What is expected ->
Give every line back verbatim, dropping all images.

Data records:
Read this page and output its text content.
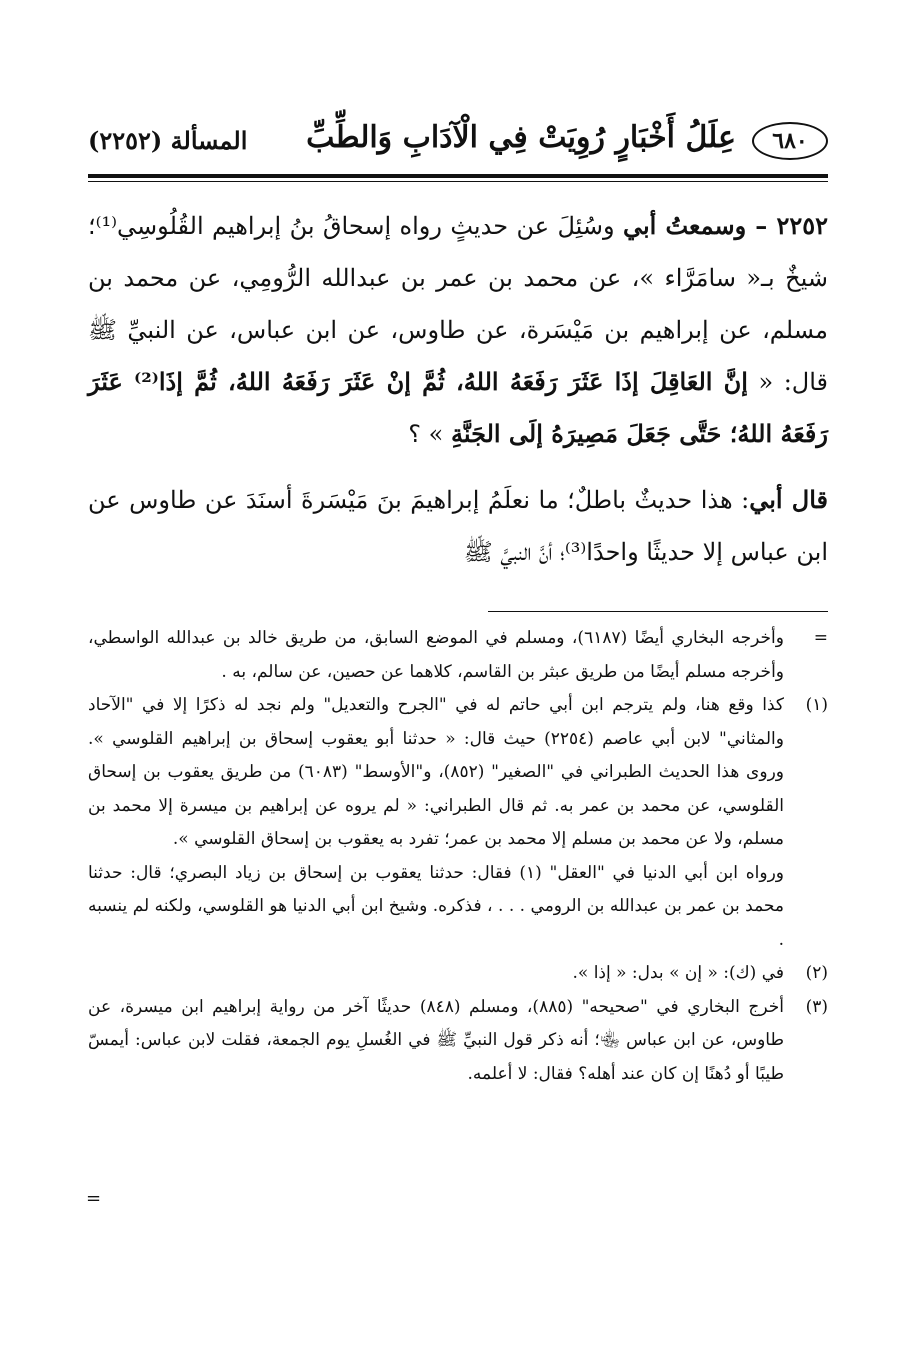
٦٨٠
عِلَلُ أَخْبَارٍ رُوِيَتْ فِي الْآدَابِ وَالطِّبِّ
المسألة (٢٢٥٢)

٢٢٥٢ – وسمعتُ أبي وسُئِلَ عن حديثٍ رواه إسحاقُ بنُ إبراهيم القُلُوسِي⁽¹⁾؛ شيخٌ بـ« سامَرَّاء »، عن محمد بن عمر بن عبدالله الرُّومِي، عن محمد بن مسلم، عن إبراهيم بن مَيْسَرة، عن طاوس، عن ابن عباس، عن النبيِّ ﷺ قال: « إنَّ العَاقِلَ إذَا عَثَرَ رَفَعَهُ اللهُ، ثُمَّ إنْ عَثَرَ رَفَعَهُ اللهُ، ثُمَّ إذَا⁽²⁾ عَثَرَ رَفَعَهُ اللهُ؛ حَتَّى جَعَلَ مَصِيرَهُ إلَى الجَنَّةِ » ؟

قال أبي: هذا حديثٌ باطلٌ؛ ما نعلَمُ إبراهيمَ بنَ مَيْسَرةَ أسنَدَ عن طاوس عن ابن عباس إلا حديثًا واحدًا⁽³⁾؛ أنَّ النبيَّ ﷺ

=
وأخرجه البخاري أيضًا (٦١٨٧)، ومسلم في الموضع السابق، من طريق خالد بن عبدالله الواسطي، وأخرجه مسلم أيضًا من طريق عبثر بن القاسم، كلاهما عن حصين، عن سالم، به .
(١)
كذا وقع هنا، ولم يترجم ابن أبي حاتم له في "الجرح والتعديل" ولم نجد له ذكرًا إلا في "الآحاد والمثاني" لابن أبي عاصم (٢٢٥٤) حيث قال: « حدثنا أبو يعقوب إسحاق بن إبراهيم القلوسي ». وروى هذا الحديث الطبراني في "الصغير" (٨٥٢)، و"الأوسط" (٦٠٨٣) من طريق يعقوب بن إسحاق القلوسي، عن محمد بن عمر به. ثم قال الطبراني: « لم يروه عن إبراهيم بن ميسرة إلا محمد بن مسلم، ولا عن محمد بن مسلم إلا محمد بن عمر؛ تفرد به يعقوب بن إسحاق القلوسي ».
ورواه ابن أبي الدنيا في "العقل" (١) فقال: حدثنا يعقوب بن إسحاق بن زياد البصري؛ قال: حدثنا محمد بن عمر بن عبدالله بن الرومي . . . ، فذكره. وشيخ ابن أبي الدنيا هو القلوسي، ولكنه لم ينسبه .
(٢)
في (ك): « إن » بدل: « إذا ».
(٣)
أخرج البخاري في "صحيحه" (٨٨٥)، ومسلم (٨٤٨) حديثًا آخر من رواية إبراهيم ابن ميسرة، عن طاوس، عن ابن عباس ﵄؛ أنه ذكر قول النبيِّ ﷺ في الغُسلِ يوم الجمعة، فقلت لابن عباس: أيمسّ طيبًا أو دُهنًا إن كان عند أهله؟ فقال: لا أعلمه.
=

Solution to this exercise ->
Read this page and output its text content.
٦٨٠
عِلَلُ أَخْبَارٍ رُوِيَتْ فِي الْآدَابِ وَالطِّبِّ
المسألة (٢٢٥٢)

٢٢٥٢ – وسمعتُ أبي وسُئِلَ عن حديثٍ رواه إسحاقُ بنُ إبراهيم القُلُوسِي⁽¹⁾؛ شيخٌ بـ« سامَرَّاء »، عن محمد بن عمر بن عبدالله الرُّومِي، عن محمد بن مسلم، عن إبراهيم بن مَيْسَرة، عن طاوس، عن ابن عباس، عن النبيِّ ﷺ قال: « إنَّ العَاقِلَ إذَا عَثَرَ رَفَعَهُ اللهُ، ثُمَّ إنْ عَثَرَ رَفَعَهُ اللهُ، ثُمَّ إذَا⁽²⁾ عَثَرَ رَفَعَهُ اللهُ؛ حَتَّى جَعَلَ مَصِيرَهُ إلَى الجَنَّةِ » ؟

قال أبي: هذا حديثٌ باطلٌ؛ ما نعلَمُ إبراهيمَ بنَ مَيْسَرةَ أسنَدَ عن طاوس عن ابن عباس إلا حديثًا واحدًا⁽³⁾؛ أنَّ النبيَّ ﷺ

=
وأخرجه البخاري أيضًا (٦١٨٧)، ومسلم في الموضع السابق، من طريق خالد بن عبدالله الواسطي، وأخرجه مسلم أيضًا من طريق عبثر بن القاسم، كلاهما عن حصين، عن سالم، به .
(١)
كذا وقع هنا، ولم يترجم ابن أبي حاتم له في "الجرح والتعديل" ولم نجد له ذكرًا إلا في "الآحاد والمثاني" لابن أبي عاصم (٢٢٥٤) حيث قال: « حدثنا أبو يعقوب إسحاق بن إبراهيم القلوسي ». وروى هذا الحديث الطبراني في "الصغير" (٨٥٢)، و"الأوسط" (٦٠٨٣) من طريق يعقوب بن إسحاق القلوسي، عن محمد بن عمر به. ثم قال الطبراني: « لم يروه عن إبراهيم بن ميسرة إلا محمد بن مسلم، ولا عن محمد بن مسلم إلا محمد بن عمر؛ تفرد به يعقوب بن إسحاق القلوسي ».
ورواه ابن أبي الدنيا في "العقل" (١) فقال: حدثنا يعقوب بن إسحاق بن زياد البصري؛ قال: حدثنا محمد بن عمر بن عبدالله بن الرومي . . . ، فذكره. وشيخ ابن أبي الدنيا هو القلوسي، ولكنه لم ينسبه .
(٢)
في (ك): « إن » بدل: « إذا ».
(٣)
أخرج البخاري في "صحيحه" (٨٨٥)، ومسلم (٨٤٨) حديثًا آخر من رواية إبراهيم ابن ميسرة، عن طاوس، عن ابن عباس ﵄؛ أنه ذكر قول النبيِّ ﷺ في الغُسلِ يوم الجمعة، فقلت لابن عباس: أيمسّ طيبًا أو دُهنًا إن كان عند أهله؟ فقال: لا أعلمه.
=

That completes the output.